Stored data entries
"""
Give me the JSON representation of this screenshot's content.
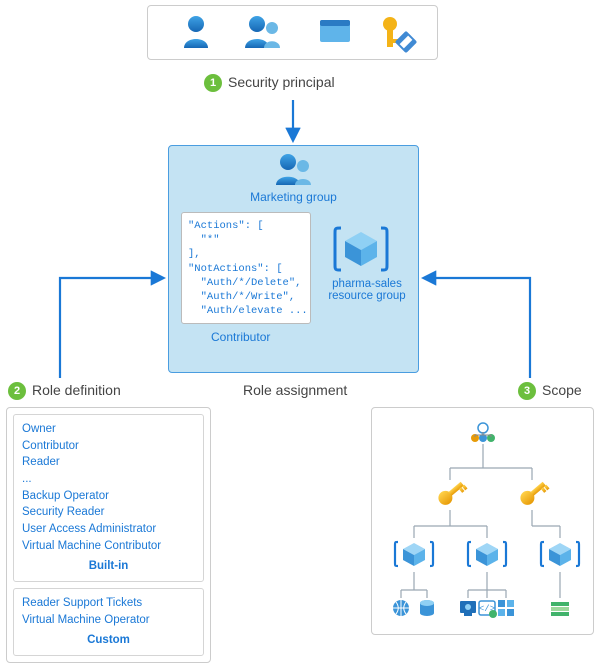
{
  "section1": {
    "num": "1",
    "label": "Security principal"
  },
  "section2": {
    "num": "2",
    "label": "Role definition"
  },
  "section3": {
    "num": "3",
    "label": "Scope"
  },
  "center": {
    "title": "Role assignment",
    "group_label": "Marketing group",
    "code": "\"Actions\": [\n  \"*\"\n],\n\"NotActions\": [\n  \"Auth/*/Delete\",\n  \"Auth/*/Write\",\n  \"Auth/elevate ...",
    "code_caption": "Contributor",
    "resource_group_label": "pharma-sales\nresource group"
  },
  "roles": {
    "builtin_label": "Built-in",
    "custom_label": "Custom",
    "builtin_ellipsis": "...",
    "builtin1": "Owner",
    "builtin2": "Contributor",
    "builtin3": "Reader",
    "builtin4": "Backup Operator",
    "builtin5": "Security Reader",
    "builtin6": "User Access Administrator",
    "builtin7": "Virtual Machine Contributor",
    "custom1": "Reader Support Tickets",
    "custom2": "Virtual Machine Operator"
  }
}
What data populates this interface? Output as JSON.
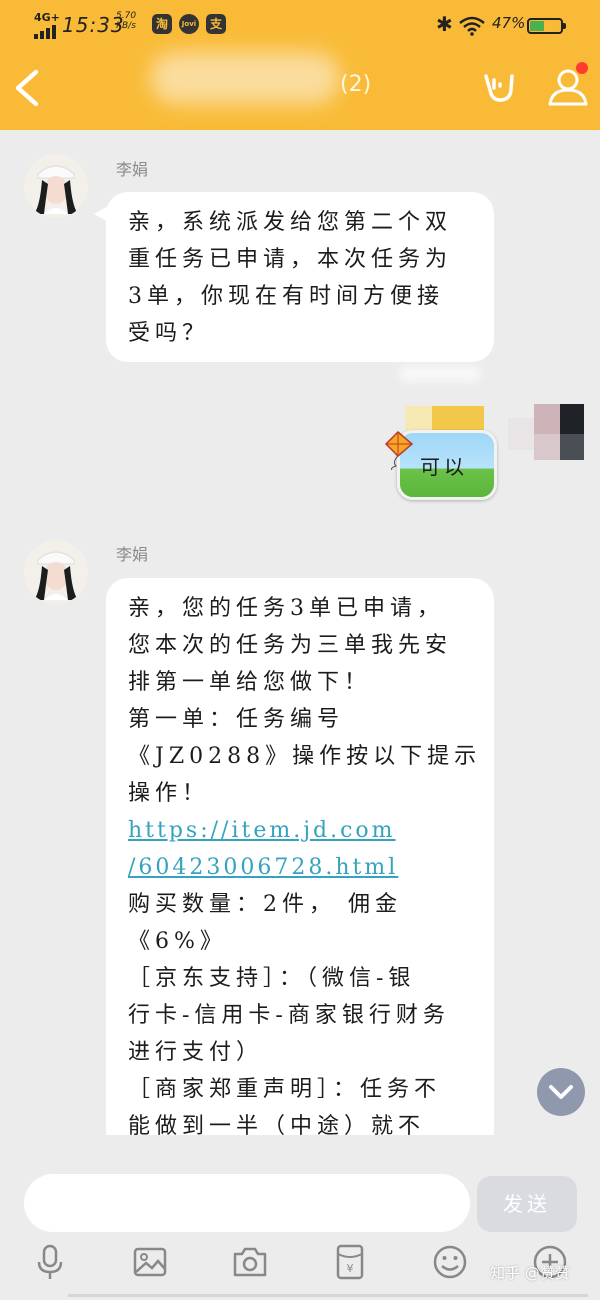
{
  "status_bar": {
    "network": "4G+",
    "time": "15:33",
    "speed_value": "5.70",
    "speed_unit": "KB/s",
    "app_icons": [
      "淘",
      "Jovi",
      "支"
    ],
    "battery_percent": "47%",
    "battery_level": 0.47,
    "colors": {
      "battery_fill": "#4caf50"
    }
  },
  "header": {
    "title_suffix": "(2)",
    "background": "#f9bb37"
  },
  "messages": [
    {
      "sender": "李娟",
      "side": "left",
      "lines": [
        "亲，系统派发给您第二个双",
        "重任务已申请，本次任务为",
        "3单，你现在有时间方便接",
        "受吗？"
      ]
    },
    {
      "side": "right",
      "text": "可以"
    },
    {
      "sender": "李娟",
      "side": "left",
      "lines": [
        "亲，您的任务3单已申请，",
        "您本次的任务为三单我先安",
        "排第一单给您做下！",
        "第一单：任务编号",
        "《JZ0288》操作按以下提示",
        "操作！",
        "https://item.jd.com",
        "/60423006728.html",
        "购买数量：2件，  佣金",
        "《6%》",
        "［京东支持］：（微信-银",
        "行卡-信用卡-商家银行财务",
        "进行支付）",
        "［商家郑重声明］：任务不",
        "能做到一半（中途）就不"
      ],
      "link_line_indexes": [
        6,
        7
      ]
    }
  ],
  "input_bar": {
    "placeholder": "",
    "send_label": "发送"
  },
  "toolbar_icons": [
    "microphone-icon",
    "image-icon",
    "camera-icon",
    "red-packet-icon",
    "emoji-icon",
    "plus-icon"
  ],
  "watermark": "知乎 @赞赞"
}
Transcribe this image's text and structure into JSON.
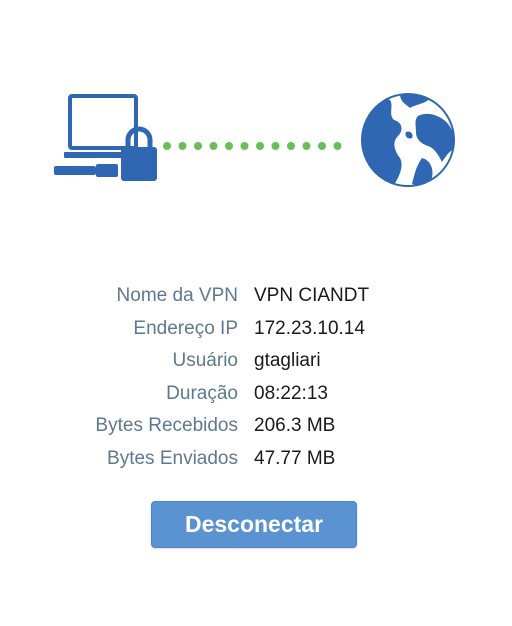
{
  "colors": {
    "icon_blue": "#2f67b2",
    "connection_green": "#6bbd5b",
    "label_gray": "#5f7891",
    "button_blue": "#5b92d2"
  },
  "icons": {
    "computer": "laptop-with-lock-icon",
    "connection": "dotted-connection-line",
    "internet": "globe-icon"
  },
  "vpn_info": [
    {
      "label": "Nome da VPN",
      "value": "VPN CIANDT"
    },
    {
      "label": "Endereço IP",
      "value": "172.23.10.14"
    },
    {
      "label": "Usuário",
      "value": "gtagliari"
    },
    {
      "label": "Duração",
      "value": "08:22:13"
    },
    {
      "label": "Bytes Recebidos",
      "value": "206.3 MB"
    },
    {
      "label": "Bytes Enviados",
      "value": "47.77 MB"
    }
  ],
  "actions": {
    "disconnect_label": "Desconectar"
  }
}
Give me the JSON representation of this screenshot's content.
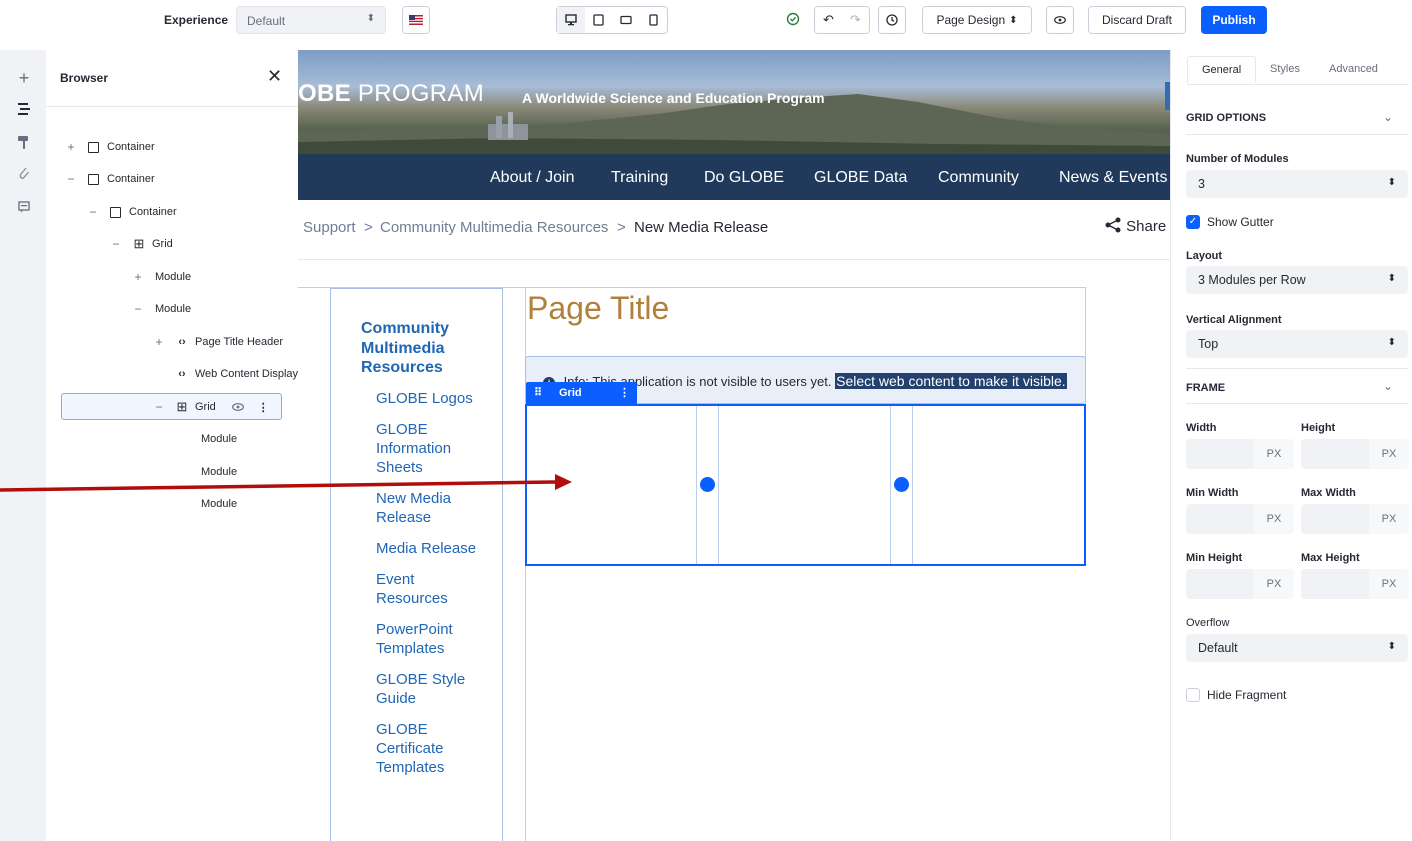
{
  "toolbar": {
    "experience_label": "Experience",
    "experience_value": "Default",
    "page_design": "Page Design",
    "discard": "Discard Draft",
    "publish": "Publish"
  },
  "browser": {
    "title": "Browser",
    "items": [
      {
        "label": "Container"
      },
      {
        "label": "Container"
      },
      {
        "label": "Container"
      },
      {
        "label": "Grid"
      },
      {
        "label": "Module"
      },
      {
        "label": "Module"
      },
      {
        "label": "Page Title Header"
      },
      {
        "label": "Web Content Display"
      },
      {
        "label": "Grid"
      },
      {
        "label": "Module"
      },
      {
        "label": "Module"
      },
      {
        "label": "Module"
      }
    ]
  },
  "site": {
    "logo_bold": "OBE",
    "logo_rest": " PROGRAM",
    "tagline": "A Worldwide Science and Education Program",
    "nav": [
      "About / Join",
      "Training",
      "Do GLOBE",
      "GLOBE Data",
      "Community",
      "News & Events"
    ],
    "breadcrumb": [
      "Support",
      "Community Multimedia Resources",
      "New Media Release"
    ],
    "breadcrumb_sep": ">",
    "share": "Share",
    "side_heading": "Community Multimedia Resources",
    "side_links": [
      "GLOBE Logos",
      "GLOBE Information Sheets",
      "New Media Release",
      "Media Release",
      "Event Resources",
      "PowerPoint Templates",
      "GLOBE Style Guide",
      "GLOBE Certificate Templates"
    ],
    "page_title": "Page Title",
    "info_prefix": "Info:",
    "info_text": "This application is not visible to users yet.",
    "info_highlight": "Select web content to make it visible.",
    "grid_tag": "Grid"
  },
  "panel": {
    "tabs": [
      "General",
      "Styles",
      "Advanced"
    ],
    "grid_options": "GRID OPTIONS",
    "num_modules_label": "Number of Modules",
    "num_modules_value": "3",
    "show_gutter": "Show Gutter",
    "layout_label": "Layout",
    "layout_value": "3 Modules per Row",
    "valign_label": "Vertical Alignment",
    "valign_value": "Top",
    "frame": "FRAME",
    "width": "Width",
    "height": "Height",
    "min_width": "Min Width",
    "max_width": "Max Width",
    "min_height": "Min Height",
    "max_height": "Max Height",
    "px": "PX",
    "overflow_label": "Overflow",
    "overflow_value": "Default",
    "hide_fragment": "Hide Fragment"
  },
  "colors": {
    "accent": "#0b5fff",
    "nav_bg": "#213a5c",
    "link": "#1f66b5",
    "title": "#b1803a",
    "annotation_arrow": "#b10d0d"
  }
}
"""
WHAT THE EXERCISE ASKS:
Filter out every line that lacks the word "Contributor", and copy the rest.

RESULT BELOW:
    "code_caption": "Contributor",
    "builtin2": "Contributor",
    "builtin7": "Virtual Machine Contributor",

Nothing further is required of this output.